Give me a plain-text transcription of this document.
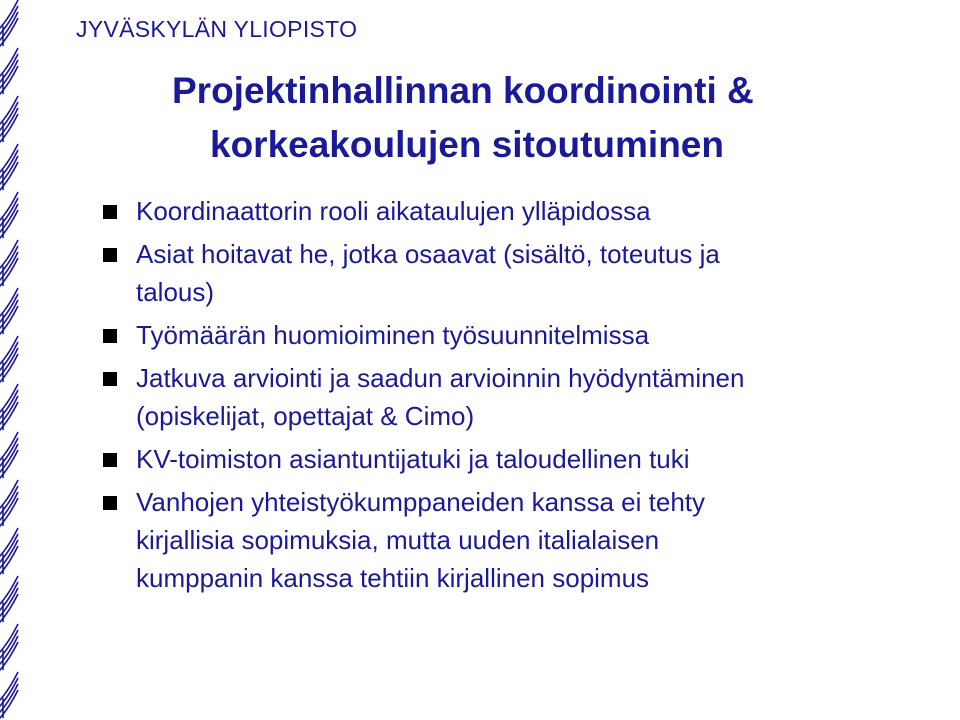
JYVÄSKYLÄN YLIOPISTO
Projektinhallinnan koordinointi &
korkeakoulujen sitoutuminen
Koordinaattorin rooli aikataulujen ylläpidossa
Asiat hoitavat he, jotka osaavat (sisältö, toteutus ja
talous)
Työmäärän huomioiminen työsuunnitelmissa
Jatkuva arviointi ja saadun arvioinnin hyödyntäminen
(opiskelijat, opettajat & Cimo)
KV-toimiston asiantuntijatuki ja taloudellinen tuki
Vanhojen yhteistyökumppaneiden kanssa ei tehty
kirjallisia sopimuksia, mutta uuden italialaisen
kumppanin kanssa tehtiin kirjallinen sopimus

════

▶ **Written instruction**:
Write the records out once more, exactly as they appear, with no pictures.

▶ **Exercise solution**:
Give me a plain-text transcription of this document.
JYVÄSKYLÄN YLIOPISTO
Projektinhallinnan koordinointi &
korkeakoulujen sitoutuminen
Koordinaattorin rooli aikataulujen ylläpidossa
Asiat hoitavat he, jotka osaavat (sisältö, toteutus ja
talous)
Työmäärän huomioiminen työsuunnitelmissa
Jatkuva arviointi ja saadun arvioinnin hyödyntäminen
(opiskelijat, opettajat & Cimo)
KV-toimiston asiantuntijatuki ja taloudellinen tuki
Vanhojen yhteistyökumppaneiden kanssa ei tehty
kirjallisia sopimuksia, mutta uuden italialaisen
kumppanin kanssa tehtiin kirjallinen sopimus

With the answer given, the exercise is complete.